### Excerpted data

====================

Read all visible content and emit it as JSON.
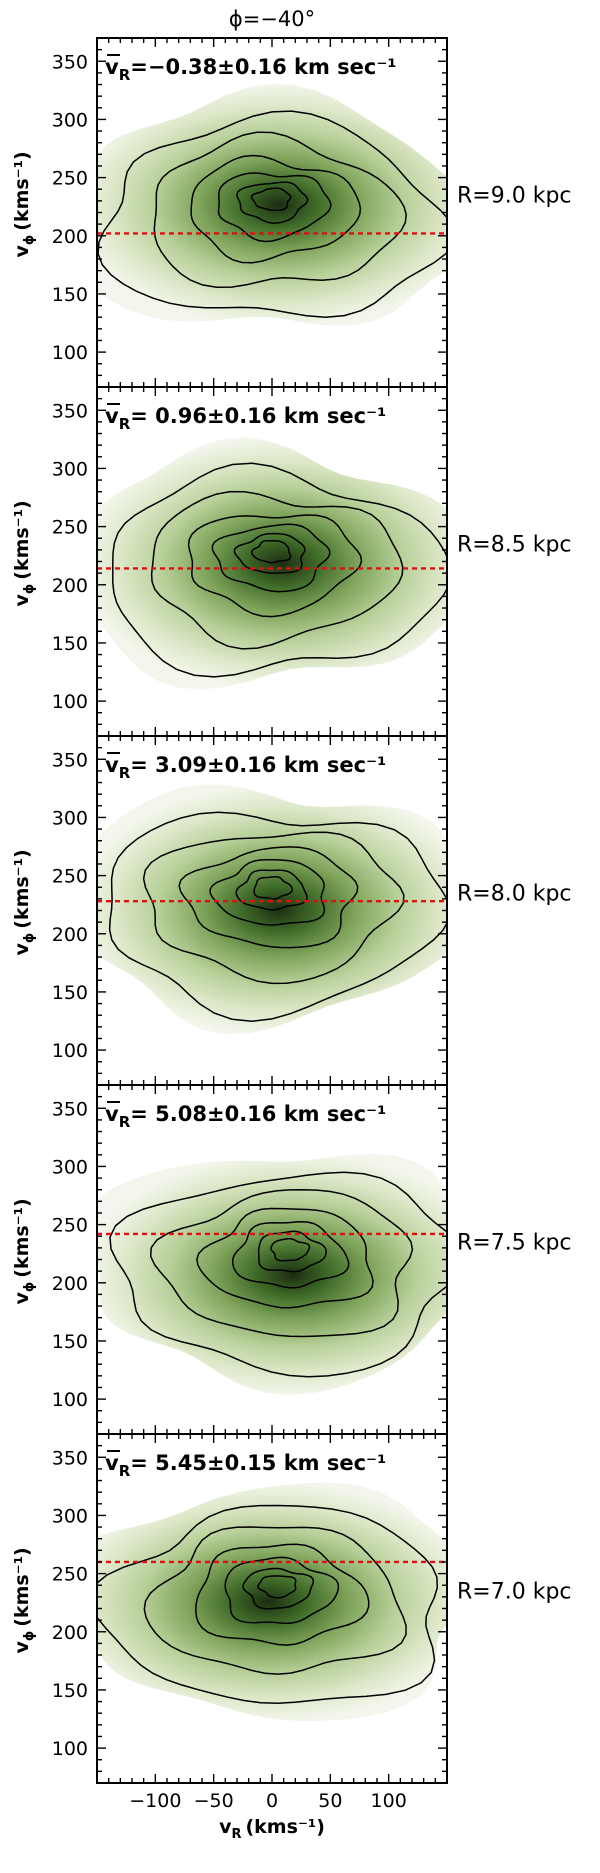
{
  "title": "ϕ=−40°",
  "x_label": "v",
  "x_label_sub": "R",
  "x_label_unit": "(kms⁻¹)",
  "y_label": "v",
  "y_label_sub": "ϕ",
  "y_label_unit": "(kms⁻¹)",
  "mean_prefix": "v",
  "mean_sub": "R",
  "mean_unit": "km sec⁻¹",
  "colors": {
    "fill_light": "#eef3e3",
    "fill_dark": "#1c2d12",
    "contour": "#000000",
    "ref_line": "#dd1111"
  },
  "chart_data": [
    {
      "type": "heatmap",
      "panel": 1,
      "radius_label": "R=9.0 kpc",
      "mean_value": "=−0.38±0.16",
      "xlim": [
        -150,
        150
      ],
      "ylim": [
        70,
        370
      ],
      "x_ticks": [
        -100,
        -50,
        0,
        50,
        100
      ],
      "x_tick_labels": [
        "−100",
        "−50",
        "0",
        "50",
        "100"
      ],
      "y_ticks": [
        100,
        150,
        200,
        250,
        300,
        350
      ],
      "reference_v_phi": 202,
      "density_peak": [
        0,
        225
      ]
    },
    {
      "type": "heatmap",
      "panel": 2,
      "radius_label": "R=8.5 kpc",
      "mean_value": "= 0.96±0.16",
      "xlim": [
        -150,
        150
      ],
      "ylim": [
        70,
        370
      ],
      "x_ticks": [
        -100,
        -50,
        0,
        50,
        100
      ],
      "x_tick_labels": [
        "−100",
        "−50",
        "0",
        "50",
        "100"
      ],
      "y_ticks": [
        100,
        150,
        200,
        250,
        300,
        350
      ],
      "reference_v_phi": 214,
      "density_peak": [
        0,
        222
      ]
    },
    {
      "type": "heatmap",
      "panel": 3,
      "radius_label": "R=8.0 kpc",
      "mean_value": "= 3.09±0.16",
      "xlim": [
        -150,
        150
      ],
      "ylim": [
        70,
        370
      ],
      "x_ticks": [
        -100,
        -50,
        0,
        50,
        100
      ],
      "x_tick_labels": [
        "−100",
        "−50",
        "0",
        "50",
        "100"
      ],
      "y_ticks": [
        100,
        150,
        200,
        250,
        300,
        350
      ],
      "reference_v_phi": 228,
      "density_peak": [
        0,
        233
      ]
    },
    {
      "type": "heatmap",
      "panel": 4,
      "radius_label": "R=7.5 kpc",
      "mean_value": "= 5.08±0.16",
      "xlim": [
        -150,
        150
      ],
      "ylim": [
        70,
        370
      ],
      "x_ticks": [
        -100,
        -50,
        0,
        50,
        100
      ],
      "x_tick_labels": [
        "−100",
        "−50",
        "0",
        "50",
        "100"
      ],
      "y_ticks": [
        100,
        150,
        200,
        250,
        300,
        350
      ],
      "reference_v_phi": 242,
      "density_peak": [
        15,
        222
      ]
    },
    {
      "type": "heatmap",
      "panel": 5,
      "radius_label": "R=7.0 kpc",
      "mean_value": "= 5.45±0.15",
      "xlim": [
        -150,
        150
      ],
      "ylim": [
        70,
        370
      ],
      "x_ticks": [
        -100,
        -50,
        0,
        50,
        100
      ],
      "x_tick_labels": [
        "−100",
        "−50",
        "0",
        "50",
        "100"
      ],
      "y_ticks": [
        100,
        150,
        200,
        250,
        300,
        350
      ],
      "reference_v_phi": 260,
      "density_peak": [
        5,
        233
      ]
    }
  ]
}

====================

### Stated problem
Extract all lines that hold the word "panel".

### Problem solution
      "panel": 1,
      "panel": 2,
      "panel": 3,
      "panel": 4,
      "panel": 5,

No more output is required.